Return each line of the records below unchanged, character for character.

'''

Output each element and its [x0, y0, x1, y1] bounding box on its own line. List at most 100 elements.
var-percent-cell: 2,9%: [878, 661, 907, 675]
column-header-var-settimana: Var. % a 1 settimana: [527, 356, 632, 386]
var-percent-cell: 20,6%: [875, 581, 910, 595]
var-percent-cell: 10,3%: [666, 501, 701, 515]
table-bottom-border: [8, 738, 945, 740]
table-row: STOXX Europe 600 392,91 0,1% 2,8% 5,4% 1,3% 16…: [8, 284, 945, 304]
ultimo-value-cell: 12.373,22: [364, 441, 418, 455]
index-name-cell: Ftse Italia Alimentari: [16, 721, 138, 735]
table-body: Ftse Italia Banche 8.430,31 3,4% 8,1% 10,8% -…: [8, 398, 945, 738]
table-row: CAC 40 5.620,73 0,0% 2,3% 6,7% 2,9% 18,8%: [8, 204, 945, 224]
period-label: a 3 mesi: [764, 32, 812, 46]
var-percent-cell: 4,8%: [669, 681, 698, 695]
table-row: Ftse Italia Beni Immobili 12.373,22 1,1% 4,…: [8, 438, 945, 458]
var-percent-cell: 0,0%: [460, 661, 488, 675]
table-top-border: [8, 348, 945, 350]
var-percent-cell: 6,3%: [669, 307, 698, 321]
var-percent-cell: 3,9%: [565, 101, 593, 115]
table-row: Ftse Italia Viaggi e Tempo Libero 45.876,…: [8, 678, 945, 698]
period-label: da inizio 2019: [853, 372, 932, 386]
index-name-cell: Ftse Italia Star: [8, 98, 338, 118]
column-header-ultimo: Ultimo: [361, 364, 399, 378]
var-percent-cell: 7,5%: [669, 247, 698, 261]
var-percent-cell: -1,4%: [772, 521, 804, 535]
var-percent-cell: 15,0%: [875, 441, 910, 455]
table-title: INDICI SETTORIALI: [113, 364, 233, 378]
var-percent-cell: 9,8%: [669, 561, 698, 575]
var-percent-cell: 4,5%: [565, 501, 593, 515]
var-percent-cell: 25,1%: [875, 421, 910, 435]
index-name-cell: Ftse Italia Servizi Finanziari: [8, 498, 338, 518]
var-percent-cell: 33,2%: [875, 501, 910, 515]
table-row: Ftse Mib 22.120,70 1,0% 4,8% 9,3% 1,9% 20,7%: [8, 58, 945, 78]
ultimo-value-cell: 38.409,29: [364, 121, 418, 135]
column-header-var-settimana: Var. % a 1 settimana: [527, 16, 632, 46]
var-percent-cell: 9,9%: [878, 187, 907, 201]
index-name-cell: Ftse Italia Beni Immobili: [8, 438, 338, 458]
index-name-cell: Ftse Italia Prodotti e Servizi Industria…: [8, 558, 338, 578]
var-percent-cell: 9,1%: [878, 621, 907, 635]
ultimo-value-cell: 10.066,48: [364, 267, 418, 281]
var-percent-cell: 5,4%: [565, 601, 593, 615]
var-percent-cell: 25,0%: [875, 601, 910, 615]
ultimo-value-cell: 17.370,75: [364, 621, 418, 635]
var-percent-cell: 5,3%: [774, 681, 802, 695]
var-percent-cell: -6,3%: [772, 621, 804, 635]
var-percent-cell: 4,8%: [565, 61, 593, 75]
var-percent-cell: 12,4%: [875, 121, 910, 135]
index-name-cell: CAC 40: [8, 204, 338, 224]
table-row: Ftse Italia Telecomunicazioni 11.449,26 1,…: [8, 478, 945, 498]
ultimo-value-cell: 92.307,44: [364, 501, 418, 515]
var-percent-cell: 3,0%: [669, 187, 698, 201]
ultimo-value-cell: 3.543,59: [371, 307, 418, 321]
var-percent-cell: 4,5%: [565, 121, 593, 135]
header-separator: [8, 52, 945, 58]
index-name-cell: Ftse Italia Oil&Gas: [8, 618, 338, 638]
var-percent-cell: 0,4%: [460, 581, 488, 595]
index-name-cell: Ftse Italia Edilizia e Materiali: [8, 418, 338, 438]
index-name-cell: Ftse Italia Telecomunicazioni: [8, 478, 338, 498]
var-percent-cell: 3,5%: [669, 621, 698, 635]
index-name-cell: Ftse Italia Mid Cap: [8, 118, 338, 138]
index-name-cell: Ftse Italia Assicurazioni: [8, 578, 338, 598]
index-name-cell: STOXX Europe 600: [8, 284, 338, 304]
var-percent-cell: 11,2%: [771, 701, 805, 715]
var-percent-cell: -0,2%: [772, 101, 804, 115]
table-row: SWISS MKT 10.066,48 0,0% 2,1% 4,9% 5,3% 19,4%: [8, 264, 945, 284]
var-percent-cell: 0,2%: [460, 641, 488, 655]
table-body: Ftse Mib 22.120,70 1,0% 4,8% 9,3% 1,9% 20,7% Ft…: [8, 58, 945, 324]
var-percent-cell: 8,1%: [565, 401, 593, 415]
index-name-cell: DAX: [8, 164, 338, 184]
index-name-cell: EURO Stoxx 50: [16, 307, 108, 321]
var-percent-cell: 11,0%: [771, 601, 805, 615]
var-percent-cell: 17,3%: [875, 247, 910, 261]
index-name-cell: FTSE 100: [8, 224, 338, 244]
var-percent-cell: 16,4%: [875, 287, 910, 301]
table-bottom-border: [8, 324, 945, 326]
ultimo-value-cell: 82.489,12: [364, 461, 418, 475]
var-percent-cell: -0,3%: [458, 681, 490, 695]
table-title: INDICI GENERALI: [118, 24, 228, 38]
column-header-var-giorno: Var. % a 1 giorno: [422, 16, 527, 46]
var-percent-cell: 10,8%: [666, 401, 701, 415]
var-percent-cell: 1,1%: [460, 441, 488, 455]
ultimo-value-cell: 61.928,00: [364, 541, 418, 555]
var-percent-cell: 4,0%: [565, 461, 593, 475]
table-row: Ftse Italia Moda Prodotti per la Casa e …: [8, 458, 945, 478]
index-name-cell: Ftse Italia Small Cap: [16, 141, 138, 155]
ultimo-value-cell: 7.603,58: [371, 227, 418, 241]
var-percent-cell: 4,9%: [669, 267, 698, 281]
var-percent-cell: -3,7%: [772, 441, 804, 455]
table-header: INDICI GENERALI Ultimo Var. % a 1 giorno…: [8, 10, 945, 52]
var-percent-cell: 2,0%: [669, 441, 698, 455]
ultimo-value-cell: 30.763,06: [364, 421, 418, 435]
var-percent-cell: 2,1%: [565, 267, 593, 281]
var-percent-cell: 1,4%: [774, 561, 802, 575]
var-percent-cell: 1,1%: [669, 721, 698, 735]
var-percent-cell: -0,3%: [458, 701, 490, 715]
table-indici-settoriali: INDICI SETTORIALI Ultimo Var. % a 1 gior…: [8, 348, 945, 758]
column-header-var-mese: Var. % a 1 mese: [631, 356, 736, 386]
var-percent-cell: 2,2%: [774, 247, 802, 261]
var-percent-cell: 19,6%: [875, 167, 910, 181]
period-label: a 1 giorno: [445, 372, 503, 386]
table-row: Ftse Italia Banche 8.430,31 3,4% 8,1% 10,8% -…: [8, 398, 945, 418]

'''

#### [THE REPLY]
Output each element and its [x0, y0, x1, y1] bounding box on its own line. List at most 100 elements.
var-percent-cell: 2,9%: [878, 661, 907, 675]
column-header-var-settimana: Var. % a 1 settimana: [527, 356, 632, 386]
var-percent-cell: 20,6%: [875, 581, 910, 595]
var-percent-cell: 10,3%: [666, 501, 701, 515]
table-bottom-border: [8, 738, 945, 740]
table-row: STOXX Europe 600 392,91 0,1% 2,8% 5,4% 1,3% 16…: [8, 284, 945, 304]
ultimo-value-cell: 12.373,22: [364, 441, 418, 455]
index-name-cell: Ftse Italia Alimentari: [16, 721, 138, 735]
table-body: Ftse Italia Banche 8.430,31 3,4% 8,1% 10,8% -…: [8, 398, 945, 738]
table-row: CAC 40 5.620,73 0,0% 2,3% 6,7% 2,9% 18,8%: [8, 204, 945, 224]
period-label: a 3 mesi: [764, 32, 812, 46]
var-percent-cell: 4,8%: [669, 681, 698, 695]
table-row: Ftse Italia Beni Immobili 12.373,22 1,1% 4,…: [8, 438, 945, 458]
var-percent-cell: 0,0%: [460, 661, 488, 675]
table-top-border: [8, 348, 945, 350]
var-percent-cell: 6,3%: [669, 307, 698, 321]
var-percent-cell: 3,9%: [565, 101, 593, 115]
table-row: Ftse Italia Viaggi e Tempo Libero 45.876,…: [8, 678, 945, 698]
period-label: da inizio 2019: [853, 372, 932, 386]
index-name-cell: Ftse Italia Star: [8, 98, 338, 118]
column-header-ultimo: Ultimo: [361, 364, 399, 378]
var-percent-cell: 7,5%: [669, 247, 698, 261]
var-percent-cell: -1,4%: [772, 521, 804, 535]
var-percent-cell: 15,0%: [875, 441, 910, 455]
table-title: INDICI SETTORIALI: [113, 364, 233, 378]
var-percent-cell: 9,8%: [669, 561, 698, 575]
var-percent-cell: 4,5%: [565, 501, 593, 515]
var-percent-cell: 25,1%: [875, 421, 910, 435]
index-name-cell: Ftse Italia Servizi Finanziari: [8, 498, 338, 518]
var-percent-cell: 33,2%: [875, 501, 910, 515]
table-row: Ftse Mib 22.120,70 1,0% 4,8% 9,3% 1,9% 20,7%: [8, 58, 945, 78]
ultimo-value-cell: 38.409,29: [364, 121, 418, 135]
column-header-var-settimana: Var. % a 1 settimana: [527, 16, 632, 46]
var-percent-cell: 9,9%: [878, 187, 907, 201]
index-name-cell: Ftse Italia Beni Immobili: [8, 438, 338, 458]
index-name-cell: Ftse Italia Prodotti e Servizi Industria…: [8, 558, 338, 578]
var-percent-cell: 9,1%: [878, 621, 907, 635]
ultimo-value-cell: 10.066,48: [364, 267, 418, 281]
var-percent-cell: 5,4%: [565, 601, 593, 615]
var-percent-cell: 25,0%: [875, 601, 910, 615]
ultimo-value-cell: 17.370,75: [364, 621, 418, 635]
var-percent-cell: 5,3%: [774, 681, 802, 695]
var-percent-cell: -6,3%: [772, 621, 804, 635]
var-percent-cell: 4,8%: [565, 61, 593, 75]
var-percent-cell: 12,4%: [875, 121, 910, 135]
index-name-cell: CAC 40: [8, 204, 338, 224]
table-row: Ftse Italia Telecomunicazioni 11.449,26 1,…: [8, 478, 945, 498]
ultimo-value-cell: 92.307,44: [364, 501, 418, 515]
var-percent-cell: 3,0%: [669, 187, 698, 201]
ultimo-value-cell: 3.543,59: [371, 307, 418, 321]
var-percent-cell: 4,5%: [565, 121, 593, 135]
header-separator: [8, 52, 945, 58]
index-name-cell: Ftse Italia Oil&Gas: [8, 618, 338, 638]
var-percent-cell: 0,4%: [460, 581, 488, 595]
index-name-cell: Ftse Italia Edilizia e Materiali: [8, 418, 338, 438]
index-name-cell: Ftse Italia Telecomunicazioni: [8, 478, 338, 498]
var-percent-cell: 3,5%: [669, 621, 698, 635]
index-name-cell: Ftse Italia Mid Cap: [8, 118, 338, 138]
index-name-cell: Ftse Italia Assicurazioni: [8, 578, 338, 598]
index-name-cell: STOXX Europe 600: [8, 284, 338, 304]
var-percent-cell: 11,2%: [771, 701, 805, 715]
var-percent-cell: -0,2%: [772, 101, 804, 115]
table-row: SWISS MKT 10.066,48 0,0% 2,1% 4,9% 5,3% 19,4%: [8, 264, 945, 284]
var-percent-cell: 0,2%: [460, 641, 488, 655]
table-body: Ftse Mib 22.120,70 1,0% 4,8% 9,3% 1,9% 20,7% Ft…: [8, 58, 945, 324]
var-percent-cell: 8,1%: [565, 401, 593, 415]
index-name-cell: DAX: [8, 164, 338, 184]
index-name-cell: EURO Stoxx 50: [16, 307, 108, 321]
var-percent-cell: 11,0%: [771, 601, 805, 615]
var-percent-cell: 17,3%: [875, 247, 910, 261]
index-name-cell: FTSE 100: [8, 224, 338, 244]
var-percent-cell: 16,4%: [875, 287, 910, 301]
table-bottom-border: [8, 324, 945, 326]
ultimo-value-cell: 82.489,12: [364, 461, 418, 475]
var-percent-cell: -0,3%: [458, 681, 490, 695]
table-title: INDICI GENERALI: [118, 24, 228, 38]
column-header-var-giorno: Var. % a 1 giorno: [422, 16, 527, 46]
var-percent-cell: 10,8%: [666, 401, 701, 415]
var-percent-cell: 1,1%: [460, 441, 488, 455]
ultimo-value-cell: 61.928,00: [364, 541, 418, 555]
var-percent-cell: 4,0%: [565, 461, 593, 475]
table-row: Ftse Italia Moda Prodotti per la Casa e …: [8, 458, 945, 478]
index-name-cell: Ftse Italia Small Cap: [16, 141, 138, 155]
ultimo-value-cell: 7.603,58: [371, 227, 418, 241]
var-percent-cell: 4,9%: [669, 267, 698, 281]
var-percent-cell: -3,7%: [772, 441, 804, 455]
table-header: INDICI GENERALI Ultimo Var. % a 1 giorno…: [8, 10, 945, 52]
var-percent-cell: 2,0%: [669, 441, 698, 455]
ultimo-value-cell: 30.763,06: [364, 421, 418, 435]
var-percent-cell: 2,1%: [565, 267, 593, 281]
var-percent-cell: 1,4%: [774, 561, 802, 575]
var-percent-cell: 1,1%: [669, 721, 698, 735]
var-percent-cell: -0,3%: [458, 701, 490, 715]
table-indici-settoriali: INDICI SETTORIALI Ultimo Var. % a 1 gior…: [8, 348, 945, 758]
column-header-var-mese: Var. % a 1 mese: [631, 356, 736, 386]
var-percent-cell: 2,2%: [774, 247, 802, 261]
var-percent-cell: 19,6%: [875, 167, 910, 181]
period-label: a 1 giorno: [445, 372, 503, 386]
table-row: Ftse Italia Banche 8.430,31 3,4% 8,1% 10,8% -…: [8, 398, 945, 418]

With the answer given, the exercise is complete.